------ LISTING

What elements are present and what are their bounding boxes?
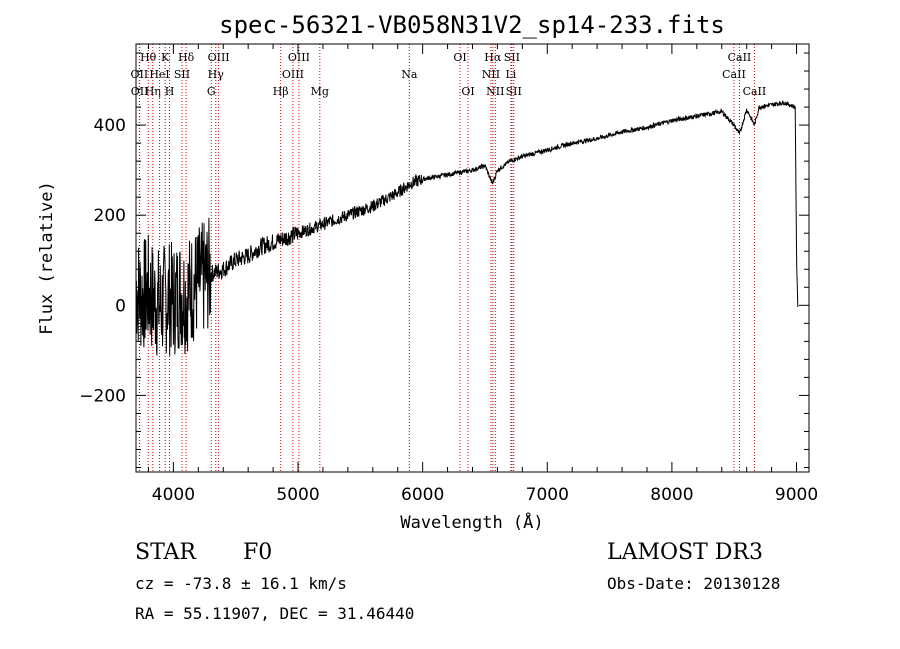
chart-title: spec-56321-VB058N31V2_sp14-233.fits — [219, 11, 725, 39]
line-label: OIII — [208, 51, 230, 64]
object-subclass: F0 — [243, 540, 273, 565]
line-label: Hβ — [273, 85, 289, 98]
line-label: Hθ — [140, 51, 157, 64]
line-label: Hγ — [208, 68, 225, 81]
line-label: OI — [453, 51, 466, 64]
y-axis-label: Flux (relative) — [37, 181, 57, 335]
x-tick-label: 9000 — [775, 485, 818, 505]
spectrum-line — [135, 100, 799, 356]
line-label: CaII — [728, 51, 752, 64]
line-label: Hη — [145, 85, 161, 98]
line-label: Hα — [484, 51, 502, 64]
line-label: SII — [506, 85, 522, 98]
line-label: CaII — [743, 85, 767, 98]
line-label: OII — [131, 85, 149, 98]
x-axis: 4000 5000 6000 7000 8000 9000 — [147, 44, 818, 505]
line-label: OIII — [282, 68, 304, 81]
redshift-velocity: cz = -73.8 ± 16.1 km/s — [135, 574, 347, 593]
survey-name: LAMOST DR3 — [607, 540, 763, 565]
line-label: OI — [461, 85, 474, 98]
line-label: Hδ — [178, 51, 195, 64]
line-label: H — [165, 85, 175, 98]
y-tick-label: 0 — [115, 296, 126, 316]
line-label: Li — [505, 68, 516, 81]
line-label: G — [207, 85, 216, 98]
x-axis-label: Wavelength (Å) — [400, 511, 543, 533]
y-tick-label: 400 — [94, 116, 126, 136]
x-tick-label: 7000 — [526, 485, 569, 505]
x-tick-label: 5000 — [276, 485, 319, 505]
line-label: NII — [486, 85, 504, 98]
x-tick-label: 8000 — [650, 485, 693, 505]
observation-date: Obs-Date: 20130128 — [607, 574, 781, 593]
y-axis: −200 0 200 400 — [79, 52, 809, 468]
y-tick-label: 200 — [94, 206, 126, 226]
y-tick-label: −200 — [79, 386, 126, 406]
x-tick-label: 6000 — [401, 485, 444, 505]
line-label: Na — [401, 68, 418, 81]
line-label: Mg — [311, 85, 329, 98]
line-label: HeI — [149, 68, 169, 81]
line-label: SII — [174, 68, 190, 81]
line-label: K — [161, 51, 170, 64]
line-label: OIII — [288, 51, 310, 64]
x-tick-label: 4000 — [152, 485, 195, 505]
coordinates: RA = 55.11907, DEC = 31.46440 — [135, 604, 415, 623]
line-label: SII — [504, 51, 520, 64]
line-label: NII — [482, 68, 500, 81]
object-class: STAR — [135, 540, 196, 565]
line-label: CaII — [722, 68, 746, 81]
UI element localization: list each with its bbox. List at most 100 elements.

------------

WORK TO BE COMPLETED: Rewrite every row above, putting "spectral-line-label" wherever "line-label" appears and changing nothing else. Leave the pictures out.

SOLUTION:
What elements are present and what are their bounding boxes?
chart-title: spec-56321-VB058N31V2_sp14-233.fits — [219, 11, 725, 39]
spectral-line-label: OIII — [208, 51, 230, 64]
object-subclass: F0 — [243, 540, 273, 565]
spectral-line-label: Hβ — [273, 85, 289, 98]
spectral-line-label: Hθ — [140, 51, 157, 64]
spectral-line-label: Hγ — [208, 68, 225, 81]
spectral-line-label: OI — [453, 51, 466, 64]
y-axis-label: Flux (relative) — [37, 181, 57, 335]
x-tick-label: 9000 — [775, 485, 818, 505]
spectrum-line — [135, 100, 799, 356]
spectral-line-label: CaII — [728, 51, 752, 64]
spectral-line-label: Hη — [145, 85, 161, 98]
spectral-line-label: Hα — [484, 51, 502, 64]
spectral-line-label: SII — [506, 85, 522, 98]
spectral-line-label: CaII — [743, 85, 767, 98]
spectral-line-label: OII — [131, 85, 149, 98]
x-axis: 4000 5000 6000 7000 8000 9000 — [147, 44, 818, 505]
spectral-line-label: OIII — [282, 68, 304, 81]
redshift-velocity: cz = -73.8 ± 16.1 km/s — [135, 574, 347, 593]
survey-name: LAMOST DR3 — [607, 540, 763, 565]
spectral-line-label: OI — [461, 85, 474, 98]
spectral-line-label: Hδ — [178, 51, 195, 64]
spectral-line-label: H — [165, 85, 175, 98]
y-tick-label: 0 — [115, 296, 126, 316]
spectral-line-label: Li — [505, 68, 516, 81]
spectral-line-label: G — [207, 85, 216, 98]
x-axis-label: Wavelength (Å) — [400, 511, 543, 533]
y-tick-label: 400 — [94, 116, 126, 136]
x-tick-label: 7000 — [526, 485, 569, 505]
x-tick-label: 5000 — [276, 485, 319, 505]
spectral-line-label: NII — [486, 85, 504, 98]
x-tick-label: 8000 — [650, 485, 693, 505]
observation-date: Obs-Date: 20130128 — [607, 574, 781, 593]
y-axis: −200 0 200 400 — [79, 52, 809, 468]
y-tick-label: 200 — [94, 206, 126, 226]
y-tick-label: −200 — [79, 386, 126, 406]
x-tick-label: 6000 — [401, 485, 444, 505]
spectral-line-label: Na — [401, 68, 418, 81]
spectral-line-label: Mg — [311, 85, 329, 98]
spectral-line-label: HeI — [149, 68, 169, 81]
spectral-line-label: SII — [174, 68, 190, 81]
spectral-line-label: K — [161, 51, 170, 64]
spectral-line-label: OIII — [288, 51, 310, 64]
x-tick-label: 4000 — [152, 485, 195, 505]
coordinates: RA = 55.11907, DEC = 31.46440 — [135, 604, 415, 623]
spectral-line-label: SII — [504, 51, 520, 64]
spectral-line-label: NII — [482, 68, 500, 81]
object-class: STAR — [135, 540, 196, 565]
spectral-line-label: CaII — [722, 68, 746, 81]
UI element localization: list each with its bbox. List at most 100 elements.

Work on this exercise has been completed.